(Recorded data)
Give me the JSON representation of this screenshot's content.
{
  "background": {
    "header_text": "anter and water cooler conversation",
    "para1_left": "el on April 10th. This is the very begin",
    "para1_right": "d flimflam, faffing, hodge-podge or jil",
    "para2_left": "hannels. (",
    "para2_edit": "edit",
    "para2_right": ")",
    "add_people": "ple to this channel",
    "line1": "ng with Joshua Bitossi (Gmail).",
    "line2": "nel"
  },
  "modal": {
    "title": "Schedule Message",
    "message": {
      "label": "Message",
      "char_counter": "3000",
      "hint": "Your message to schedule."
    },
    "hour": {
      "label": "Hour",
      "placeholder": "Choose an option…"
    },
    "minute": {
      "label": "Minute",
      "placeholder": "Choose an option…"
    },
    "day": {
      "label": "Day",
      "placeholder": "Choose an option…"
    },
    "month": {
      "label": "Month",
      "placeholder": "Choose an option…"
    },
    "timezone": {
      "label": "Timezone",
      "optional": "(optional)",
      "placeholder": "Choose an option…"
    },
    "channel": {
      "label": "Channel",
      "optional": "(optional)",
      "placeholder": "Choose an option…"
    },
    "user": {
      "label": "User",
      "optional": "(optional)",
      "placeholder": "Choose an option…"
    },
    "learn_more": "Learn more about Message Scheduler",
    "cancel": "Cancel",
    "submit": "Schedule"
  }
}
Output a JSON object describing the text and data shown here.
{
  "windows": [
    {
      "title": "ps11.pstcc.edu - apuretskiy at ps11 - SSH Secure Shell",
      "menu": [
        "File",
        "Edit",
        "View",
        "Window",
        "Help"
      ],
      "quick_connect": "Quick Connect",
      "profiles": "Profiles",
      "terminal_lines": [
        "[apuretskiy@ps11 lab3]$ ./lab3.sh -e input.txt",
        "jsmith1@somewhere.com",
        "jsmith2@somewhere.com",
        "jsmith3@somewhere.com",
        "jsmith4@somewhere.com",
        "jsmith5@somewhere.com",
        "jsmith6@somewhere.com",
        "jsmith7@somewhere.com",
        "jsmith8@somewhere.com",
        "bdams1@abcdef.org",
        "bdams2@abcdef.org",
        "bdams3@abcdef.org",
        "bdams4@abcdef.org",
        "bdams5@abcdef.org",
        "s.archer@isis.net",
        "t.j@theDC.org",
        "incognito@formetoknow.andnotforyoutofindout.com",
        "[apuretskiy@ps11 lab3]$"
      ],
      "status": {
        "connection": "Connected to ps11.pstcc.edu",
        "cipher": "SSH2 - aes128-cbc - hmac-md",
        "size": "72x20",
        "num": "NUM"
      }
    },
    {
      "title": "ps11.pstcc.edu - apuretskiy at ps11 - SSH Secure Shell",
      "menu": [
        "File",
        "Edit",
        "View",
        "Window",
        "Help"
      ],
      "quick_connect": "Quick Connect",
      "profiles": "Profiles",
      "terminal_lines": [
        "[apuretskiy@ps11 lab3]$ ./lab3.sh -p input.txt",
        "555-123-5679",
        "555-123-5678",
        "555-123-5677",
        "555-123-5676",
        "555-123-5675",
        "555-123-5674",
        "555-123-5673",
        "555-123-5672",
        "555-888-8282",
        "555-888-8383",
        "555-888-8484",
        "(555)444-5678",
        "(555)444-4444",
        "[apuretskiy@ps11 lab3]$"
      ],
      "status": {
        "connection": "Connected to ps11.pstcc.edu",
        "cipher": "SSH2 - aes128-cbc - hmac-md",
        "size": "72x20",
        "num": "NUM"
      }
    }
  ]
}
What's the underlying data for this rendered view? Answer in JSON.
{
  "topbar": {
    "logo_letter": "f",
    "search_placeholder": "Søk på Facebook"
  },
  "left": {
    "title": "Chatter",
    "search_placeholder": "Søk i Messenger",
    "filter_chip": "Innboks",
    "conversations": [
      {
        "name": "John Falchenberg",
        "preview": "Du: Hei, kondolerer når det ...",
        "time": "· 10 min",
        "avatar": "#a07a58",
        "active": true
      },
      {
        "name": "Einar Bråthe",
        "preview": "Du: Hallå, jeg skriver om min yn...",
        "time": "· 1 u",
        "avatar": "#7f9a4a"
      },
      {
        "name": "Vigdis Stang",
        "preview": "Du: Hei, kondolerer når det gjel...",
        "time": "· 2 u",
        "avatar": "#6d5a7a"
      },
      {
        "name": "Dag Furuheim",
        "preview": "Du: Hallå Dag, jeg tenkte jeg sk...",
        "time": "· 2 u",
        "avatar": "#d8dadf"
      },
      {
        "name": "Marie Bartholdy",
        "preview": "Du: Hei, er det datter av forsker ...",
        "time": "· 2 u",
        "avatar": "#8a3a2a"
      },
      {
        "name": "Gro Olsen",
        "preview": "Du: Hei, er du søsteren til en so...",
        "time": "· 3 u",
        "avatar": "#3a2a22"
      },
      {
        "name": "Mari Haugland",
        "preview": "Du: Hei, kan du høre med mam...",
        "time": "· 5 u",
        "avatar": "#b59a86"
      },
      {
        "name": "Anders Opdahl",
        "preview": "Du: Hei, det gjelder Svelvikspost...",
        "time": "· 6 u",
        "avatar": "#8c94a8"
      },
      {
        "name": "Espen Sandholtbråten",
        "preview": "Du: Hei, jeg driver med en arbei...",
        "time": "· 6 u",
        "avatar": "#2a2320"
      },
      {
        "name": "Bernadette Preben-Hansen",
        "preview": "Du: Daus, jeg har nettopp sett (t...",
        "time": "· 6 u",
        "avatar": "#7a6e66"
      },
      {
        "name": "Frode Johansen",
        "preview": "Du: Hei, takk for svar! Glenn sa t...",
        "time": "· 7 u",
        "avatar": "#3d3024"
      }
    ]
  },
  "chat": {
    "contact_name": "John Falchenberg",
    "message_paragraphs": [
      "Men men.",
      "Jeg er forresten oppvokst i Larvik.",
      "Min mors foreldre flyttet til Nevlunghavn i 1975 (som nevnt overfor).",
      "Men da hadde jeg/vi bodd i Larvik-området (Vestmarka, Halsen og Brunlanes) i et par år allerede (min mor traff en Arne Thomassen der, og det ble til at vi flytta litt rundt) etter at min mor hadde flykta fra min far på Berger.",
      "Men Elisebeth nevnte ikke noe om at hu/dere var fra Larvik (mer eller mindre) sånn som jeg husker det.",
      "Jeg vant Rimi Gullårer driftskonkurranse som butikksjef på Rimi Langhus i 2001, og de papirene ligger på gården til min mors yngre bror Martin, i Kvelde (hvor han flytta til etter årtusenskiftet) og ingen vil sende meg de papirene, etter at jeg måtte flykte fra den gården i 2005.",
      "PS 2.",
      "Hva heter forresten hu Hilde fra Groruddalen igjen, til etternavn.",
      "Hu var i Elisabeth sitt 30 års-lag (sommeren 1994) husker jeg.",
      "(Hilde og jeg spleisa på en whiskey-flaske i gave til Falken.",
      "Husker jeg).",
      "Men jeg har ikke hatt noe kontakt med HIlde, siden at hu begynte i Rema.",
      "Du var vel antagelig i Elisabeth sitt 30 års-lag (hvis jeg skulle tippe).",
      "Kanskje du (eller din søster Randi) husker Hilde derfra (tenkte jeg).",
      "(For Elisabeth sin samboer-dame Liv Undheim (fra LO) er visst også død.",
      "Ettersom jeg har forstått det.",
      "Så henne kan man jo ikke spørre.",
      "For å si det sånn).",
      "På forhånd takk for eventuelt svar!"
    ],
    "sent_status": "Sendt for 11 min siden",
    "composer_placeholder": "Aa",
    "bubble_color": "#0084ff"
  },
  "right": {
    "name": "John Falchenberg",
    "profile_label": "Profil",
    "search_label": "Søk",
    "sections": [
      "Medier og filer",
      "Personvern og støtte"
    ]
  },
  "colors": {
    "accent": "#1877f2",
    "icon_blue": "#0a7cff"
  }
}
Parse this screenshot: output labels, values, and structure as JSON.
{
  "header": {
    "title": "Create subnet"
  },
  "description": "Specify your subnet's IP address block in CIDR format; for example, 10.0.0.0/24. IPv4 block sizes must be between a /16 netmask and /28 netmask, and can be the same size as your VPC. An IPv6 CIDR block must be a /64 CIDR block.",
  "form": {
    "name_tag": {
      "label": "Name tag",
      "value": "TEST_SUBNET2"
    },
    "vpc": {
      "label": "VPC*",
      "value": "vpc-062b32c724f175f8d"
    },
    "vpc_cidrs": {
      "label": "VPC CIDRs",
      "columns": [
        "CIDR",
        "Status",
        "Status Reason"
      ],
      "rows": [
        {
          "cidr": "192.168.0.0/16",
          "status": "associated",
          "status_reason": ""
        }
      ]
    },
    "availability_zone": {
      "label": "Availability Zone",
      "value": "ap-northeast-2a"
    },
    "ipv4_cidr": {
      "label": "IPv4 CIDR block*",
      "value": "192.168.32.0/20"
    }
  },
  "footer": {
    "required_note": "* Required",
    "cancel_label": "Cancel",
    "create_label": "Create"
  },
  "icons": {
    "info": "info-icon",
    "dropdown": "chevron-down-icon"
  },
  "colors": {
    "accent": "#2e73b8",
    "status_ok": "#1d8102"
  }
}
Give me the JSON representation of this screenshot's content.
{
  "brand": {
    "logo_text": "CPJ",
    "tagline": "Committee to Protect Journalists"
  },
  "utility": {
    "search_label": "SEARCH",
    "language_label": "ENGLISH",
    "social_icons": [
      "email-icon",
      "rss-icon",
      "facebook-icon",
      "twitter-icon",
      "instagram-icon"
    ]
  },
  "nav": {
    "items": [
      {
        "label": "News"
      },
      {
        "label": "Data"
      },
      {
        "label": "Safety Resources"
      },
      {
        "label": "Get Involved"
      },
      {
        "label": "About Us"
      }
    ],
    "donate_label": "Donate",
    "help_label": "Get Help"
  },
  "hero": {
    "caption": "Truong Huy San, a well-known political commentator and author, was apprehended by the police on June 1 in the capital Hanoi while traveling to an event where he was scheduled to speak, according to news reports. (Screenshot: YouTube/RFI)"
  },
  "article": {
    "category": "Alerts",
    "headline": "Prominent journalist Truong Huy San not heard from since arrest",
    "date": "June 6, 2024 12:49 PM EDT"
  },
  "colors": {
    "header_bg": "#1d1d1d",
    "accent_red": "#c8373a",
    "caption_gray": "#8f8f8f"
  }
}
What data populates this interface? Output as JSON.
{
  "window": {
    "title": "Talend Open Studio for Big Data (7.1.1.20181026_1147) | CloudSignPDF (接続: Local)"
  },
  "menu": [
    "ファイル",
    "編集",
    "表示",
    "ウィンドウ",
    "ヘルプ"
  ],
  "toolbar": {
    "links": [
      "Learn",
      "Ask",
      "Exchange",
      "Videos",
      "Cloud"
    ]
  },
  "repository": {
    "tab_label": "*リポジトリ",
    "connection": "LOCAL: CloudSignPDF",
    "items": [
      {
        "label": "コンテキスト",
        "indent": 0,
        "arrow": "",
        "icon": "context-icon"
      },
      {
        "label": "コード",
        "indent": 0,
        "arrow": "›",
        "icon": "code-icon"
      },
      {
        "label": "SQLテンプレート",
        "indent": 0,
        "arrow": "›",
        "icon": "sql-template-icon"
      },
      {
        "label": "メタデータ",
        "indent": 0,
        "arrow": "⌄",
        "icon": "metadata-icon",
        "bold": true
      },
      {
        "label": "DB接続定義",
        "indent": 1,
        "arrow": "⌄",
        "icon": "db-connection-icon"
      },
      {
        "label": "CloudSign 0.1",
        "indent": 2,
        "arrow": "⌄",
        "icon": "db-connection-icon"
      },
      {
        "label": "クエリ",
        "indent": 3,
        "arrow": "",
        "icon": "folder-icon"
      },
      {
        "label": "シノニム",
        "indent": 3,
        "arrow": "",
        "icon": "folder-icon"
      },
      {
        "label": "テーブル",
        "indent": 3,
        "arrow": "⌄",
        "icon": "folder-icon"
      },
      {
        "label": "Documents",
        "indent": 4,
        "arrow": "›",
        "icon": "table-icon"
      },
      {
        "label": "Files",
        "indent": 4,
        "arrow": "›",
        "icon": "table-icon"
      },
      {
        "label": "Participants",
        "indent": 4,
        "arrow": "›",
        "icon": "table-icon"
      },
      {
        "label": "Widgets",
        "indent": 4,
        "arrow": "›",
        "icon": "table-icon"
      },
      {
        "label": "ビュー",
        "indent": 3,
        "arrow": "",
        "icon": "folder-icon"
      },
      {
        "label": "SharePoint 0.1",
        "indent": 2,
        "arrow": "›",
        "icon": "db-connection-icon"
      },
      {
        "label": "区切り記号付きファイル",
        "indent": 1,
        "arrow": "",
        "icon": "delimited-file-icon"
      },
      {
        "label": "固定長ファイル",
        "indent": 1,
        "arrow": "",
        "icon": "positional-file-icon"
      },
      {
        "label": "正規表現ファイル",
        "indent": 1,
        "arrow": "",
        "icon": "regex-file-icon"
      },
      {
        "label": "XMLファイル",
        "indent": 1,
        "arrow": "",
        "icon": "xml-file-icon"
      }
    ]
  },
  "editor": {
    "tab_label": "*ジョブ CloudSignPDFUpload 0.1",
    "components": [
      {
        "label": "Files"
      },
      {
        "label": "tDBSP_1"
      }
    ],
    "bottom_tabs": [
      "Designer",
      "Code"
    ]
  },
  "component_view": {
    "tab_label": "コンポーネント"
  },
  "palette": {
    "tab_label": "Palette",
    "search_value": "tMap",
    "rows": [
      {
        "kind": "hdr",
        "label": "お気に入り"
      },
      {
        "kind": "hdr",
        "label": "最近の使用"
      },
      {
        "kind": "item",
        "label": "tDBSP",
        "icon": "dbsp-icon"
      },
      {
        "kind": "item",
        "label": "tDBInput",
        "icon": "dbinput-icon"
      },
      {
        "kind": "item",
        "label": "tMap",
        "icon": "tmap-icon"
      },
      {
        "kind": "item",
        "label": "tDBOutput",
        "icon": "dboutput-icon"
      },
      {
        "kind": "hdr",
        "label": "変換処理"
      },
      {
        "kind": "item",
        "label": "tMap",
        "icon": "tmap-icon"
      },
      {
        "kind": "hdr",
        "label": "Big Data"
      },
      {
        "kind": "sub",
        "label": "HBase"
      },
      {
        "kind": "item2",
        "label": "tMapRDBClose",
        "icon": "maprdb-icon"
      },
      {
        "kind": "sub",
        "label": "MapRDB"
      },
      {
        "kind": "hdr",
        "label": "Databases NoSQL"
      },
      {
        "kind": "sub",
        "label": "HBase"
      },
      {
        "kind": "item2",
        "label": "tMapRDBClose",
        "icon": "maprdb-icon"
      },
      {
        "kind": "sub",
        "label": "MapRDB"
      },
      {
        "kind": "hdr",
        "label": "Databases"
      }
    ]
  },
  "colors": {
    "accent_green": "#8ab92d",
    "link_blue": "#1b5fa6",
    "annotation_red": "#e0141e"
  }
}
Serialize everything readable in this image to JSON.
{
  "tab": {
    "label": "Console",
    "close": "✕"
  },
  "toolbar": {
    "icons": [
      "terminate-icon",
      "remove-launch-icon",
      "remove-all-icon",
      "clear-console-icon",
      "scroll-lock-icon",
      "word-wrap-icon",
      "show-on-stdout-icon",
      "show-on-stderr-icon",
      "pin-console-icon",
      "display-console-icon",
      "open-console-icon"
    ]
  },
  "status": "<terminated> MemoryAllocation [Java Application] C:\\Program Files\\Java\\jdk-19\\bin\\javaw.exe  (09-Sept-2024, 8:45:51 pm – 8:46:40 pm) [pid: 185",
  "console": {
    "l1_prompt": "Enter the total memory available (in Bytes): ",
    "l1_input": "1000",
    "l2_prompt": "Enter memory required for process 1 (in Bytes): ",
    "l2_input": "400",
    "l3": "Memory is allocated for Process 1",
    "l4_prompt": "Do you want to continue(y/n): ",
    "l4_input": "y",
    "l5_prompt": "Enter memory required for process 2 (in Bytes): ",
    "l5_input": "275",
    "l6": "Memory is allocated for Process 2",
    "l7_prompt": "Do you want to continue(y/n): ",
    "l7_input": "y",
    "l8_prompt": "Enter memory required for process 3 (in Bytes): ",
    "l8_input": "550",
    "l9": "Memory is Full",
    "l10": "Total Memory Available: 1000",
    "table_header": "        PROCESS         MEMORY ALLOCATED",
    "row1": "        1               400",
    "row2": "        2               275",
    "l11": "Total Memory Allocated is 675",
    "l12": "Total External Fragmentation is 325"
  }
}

_WHAT THIS TASK INVOLVES_
Go through the material and select each line with the string "siden" in it.

_RESPONSE TO THIS TASK_
      "Men jeg har ikke hatt noe kontakt med HIlde, siden at hu begynte i Rema.",
    "sent_status": "Sendt for 11 min siden",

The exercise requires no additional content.